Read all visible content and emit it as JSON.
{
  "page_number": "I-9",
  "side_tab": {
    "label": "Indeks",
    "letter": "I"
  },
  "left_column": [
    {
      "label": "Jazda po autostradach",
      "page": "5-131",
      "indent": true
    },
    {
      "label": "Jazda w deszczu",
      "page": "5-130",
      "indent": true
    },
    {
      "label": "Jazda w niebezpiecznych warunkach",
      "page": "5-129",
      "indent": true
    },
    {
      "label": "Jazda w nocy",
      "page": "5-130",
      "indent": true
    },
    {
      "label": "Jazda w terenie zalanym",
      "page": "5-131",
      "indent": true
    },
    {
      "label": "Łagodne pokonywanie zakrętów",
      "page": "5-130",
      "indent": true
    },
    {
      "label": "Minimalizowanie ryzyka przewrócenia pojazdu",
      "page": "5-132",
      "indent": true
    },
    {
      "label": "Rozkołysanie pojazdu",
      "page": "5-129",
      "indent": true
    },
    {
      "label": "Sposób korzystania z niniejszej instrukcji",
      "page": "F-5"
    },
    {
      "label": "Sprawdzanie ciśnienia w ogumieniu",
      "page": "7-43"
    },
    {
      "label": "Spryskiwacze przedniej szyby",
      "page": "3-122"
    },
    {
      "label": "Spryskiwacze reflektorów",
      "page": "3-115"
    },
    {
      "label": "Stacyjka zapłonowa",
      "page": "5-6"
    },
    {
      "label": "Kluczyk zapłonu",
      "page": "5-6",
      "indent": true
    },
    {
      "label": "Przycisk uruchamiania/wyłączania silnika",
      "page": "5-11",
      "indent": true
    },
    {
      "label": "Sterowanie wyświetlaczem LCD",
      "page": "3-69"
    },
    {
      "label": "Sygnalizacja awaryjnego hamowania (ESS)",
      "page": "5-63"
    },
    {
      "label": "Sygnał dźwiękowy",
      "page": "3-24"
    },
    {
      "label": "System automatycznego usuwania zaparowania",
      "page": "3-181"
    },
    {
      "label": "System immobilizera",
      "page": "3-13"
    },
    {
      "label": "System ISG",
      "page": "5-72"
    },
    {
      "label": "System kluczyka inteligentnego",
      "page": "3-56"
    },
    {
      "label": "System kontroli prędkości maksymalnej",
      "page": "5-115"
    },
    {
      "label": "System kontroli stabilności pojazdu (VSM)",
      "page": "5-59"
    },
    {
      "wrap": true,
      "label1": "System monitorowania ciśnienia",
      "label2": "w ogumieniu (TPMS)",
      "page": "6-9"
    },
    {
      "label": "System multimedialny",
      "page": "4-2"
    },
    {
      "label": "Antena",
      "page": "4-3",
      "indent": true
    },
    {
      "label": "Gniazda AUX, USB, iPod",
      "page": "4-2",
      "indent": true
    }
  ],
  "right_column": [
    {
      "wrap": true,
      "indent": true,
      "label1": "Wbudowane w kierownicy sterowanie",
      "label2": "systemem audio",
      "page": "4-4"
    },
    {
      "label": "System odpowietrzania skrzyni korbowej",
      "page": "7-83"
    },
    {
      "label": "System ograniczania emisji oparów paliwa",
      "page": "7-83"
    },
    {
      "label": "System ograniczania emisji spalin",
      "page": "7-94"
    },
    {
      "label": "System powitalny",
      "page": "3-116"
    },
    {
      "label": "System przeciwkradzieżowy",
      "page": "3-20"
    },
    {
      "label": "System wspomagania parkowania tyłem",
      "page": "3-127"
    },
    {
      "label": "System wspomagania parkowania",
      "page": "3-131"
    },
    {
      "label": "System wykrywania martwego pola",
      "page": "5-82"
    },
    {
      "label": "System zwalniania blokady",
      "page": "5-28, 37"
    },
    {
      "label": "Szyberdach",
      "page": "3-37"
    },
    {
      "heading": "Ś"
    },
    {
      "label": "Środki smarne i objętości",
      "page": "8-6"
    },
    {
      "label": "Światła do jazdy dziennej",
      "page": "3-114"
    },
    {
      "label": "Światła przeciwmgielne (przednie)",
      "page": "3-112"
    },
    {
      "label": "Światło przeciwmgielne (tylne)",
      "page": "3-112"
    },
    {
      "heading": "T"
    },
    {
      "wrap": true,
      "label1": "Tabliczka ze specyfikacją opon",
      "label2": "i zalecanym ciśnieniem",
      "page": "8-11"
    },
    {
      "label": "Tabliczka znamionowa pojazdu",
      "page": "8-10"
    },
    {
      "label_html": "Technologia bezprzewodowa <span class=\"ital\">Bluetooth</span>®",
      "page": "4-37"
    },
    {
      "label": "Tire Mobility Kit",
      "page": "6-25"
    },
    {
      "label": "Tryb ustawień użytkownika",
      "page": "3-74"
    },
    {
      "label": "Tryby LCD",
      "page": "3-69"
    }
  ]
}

PROBLEM REQUIREMENTS:
Each line above must be printed exactly as it appears.

OUTPUT BELOW:
Read all visible content and emit it as JSON.
{
  "page_number": "I-9",
  "side_tab": {
    "label": "Indeks",
    "letter": "I"
  },
  "left_column": [
    {
      "label": "Jazda po autostradach",
      "page": "5-131",
      "indent": true
    },
    {
      "label": "Jazda w deszczu",
      "page": "5-130",
      "indent": true
    },
    {
      "label": "Jazda w niebezpiecznych warunkach",
      "page": "5-129",
      "indent": true
    },
    {
      "label": "Jazda w nocy",
      "page": "5-130",
      "indent": true
    },
    {
      "label": "Jazda w terenie zalanym",
      "page": "5-131",
      "indent": true
    },
    {
      "label": "Łagodne pokonywanie zakrętów",
      "page": "5-130",
      "indent": true
    },
    {
      "label": "Minimalizowanie ryzyka przewrócenia pojazdu",
      "page": "5-132",
      "indent": true
    },
    {
      "label": "Rozkołysanie pojazdu",
      "page": "5-129",
      "indent": true
    },
    {
      "label": "Sposób korzystania z niniejszej instrukcji",
      "page": "F-5"
    },
    {
      "label": "Sprawdzanie ciśnienia w ogumieniu",
      "page": "7-43"
    },
    {
      "label": "Spryskiwacze przedniej szyby",
      "page": "3-122"
    },
    {
      "label": "Spryskiwacze reflektorów",
      "page": "3-115"
    },
    {
      "label": "Stacyjka zapłonowa",
      "page": "5-6"
    },
    {
      "label": "Kluczyk zapłonu",
      "page": "5-6",
      "indent": true
    },
    {
      "label": "Przycisk uruchamiania/wyłączania silnika",
      "page": "5-11",
      "indent": true
    },
    {
      "label": "Sterowanie wyświetlaczem LCD",
      "page": "3-69"
    },
    {
      "label": "Sygnalizacja awaryjnego hamowania (ESS)",
      "page": "5-63"
    },
    {
      "label": "Sygnał dźwiękowy",
      "page": "3-24"
    },
    {
      "label": "System automatycznego usuwania zaparowania",
      "page": "3-181"
    },
    {
      "label": "System immobilizera",
      "page": "3-13"
    },
    {
      "label": "System ISG",
      "page": "5-72"
    },
    {
      "label": "System kluczyka inteligentnego",
      "page": "3-56"
    },
    {
      "label": "System kontroli prędkości maksymalnej",
      "page": "5-115"
    },
    {
      "label": "System kontroli stabilności pojazdu (VSM)",
      "page": "5-59"
    },
    {
      "wrap": true,
      "label1": "System monitorowania ciśnienia",
      "label2": "w ogumieniu (TPMS)",
      "page": "6-9"
    },
    {
      "label": "System multimedialny",
      "page": "4-2"
    },
    {
      "label": "Antena",
      "page": "4-3",
      "indent": true
    },
    {
      "label": "Gniazda AUX, USB, iPod",
      "page": "4-2",
      "indent": true
    }
  ],
  "right_column": [
    {
      "wrap": true,
      "indent": true,
      "label1": "Wbudowane w kierownicy sterowanie",
      "label2": "systemem audio",
      "page": "4-4"
    },
    {
      "label": "System odpowietrzania skrzyni korbowej",
      "page": "7-83"
    },
    {
      "label": "System ograniczania emisji oparów paliwa",
      "page": "7-83"
    },
    {
      "label": "System ograniczania emisji spalin",
      "page": "7-94"
    },
    {
      "label": "System powitalny",
      "page": "3-116"
    },
    {
      "label": "System przeciwkradzieżowy",
      "page": "3-20"
    },
    {
      "label": "System wspomagania parkowania tyłem",
      "page": "3-127"
    },
    {
      "label": "System wspomagania parkowania",
      "page": "3-131"
    },
    {
      "label": "System wykrywania martwego pola",
      "page": "5-82"
    },
    {
      "label": "System zwalniania blokady",
      "page": "5-28, 37"
    },
    {
      "label": "Szyberdach",
      "page": "3-37"
    },
    {
      "heading": "Ś"
    },
    {
      "label": "Środki smarne i objętości",
      "page": "8-6"
    },
    {
      "label": "Światła do jazdy dziennej",
      "page": "3-114"
    },
    {
      "label": "Światła przeciwmgielne (przednie)",
      "page": "3-112"
    },
    {
      "label": "Światło przeciwmgielne (tylne)",
      "page": "3-112"
    },
    {
      "heading": "T"
    },
    {
      "wrap": true,
      "label1": "Tabliczka ze specyfikacją opon",
      "label2": "i zalecanym ciśnieniem",
      "page": "8-11"
    },
    {
      "label": "Tabliczka znamionowa pojazdu",
      "page": "8-10"
    },
    {
      "label_html": "Technologia bezprzewodowa <span class=\"ital\">Bluetooth</span>®",
      "page": "4-37"
    },
    {
      "label": "Tire Mobility Kit",
      "page": "6-25"
    },
    {
      "label": "Tryb ustawień użytkownika",
      "page": "3-74"
    },
    {
      "label": "Tryby LCD",
      "page": "3-69"
    }
  ]
}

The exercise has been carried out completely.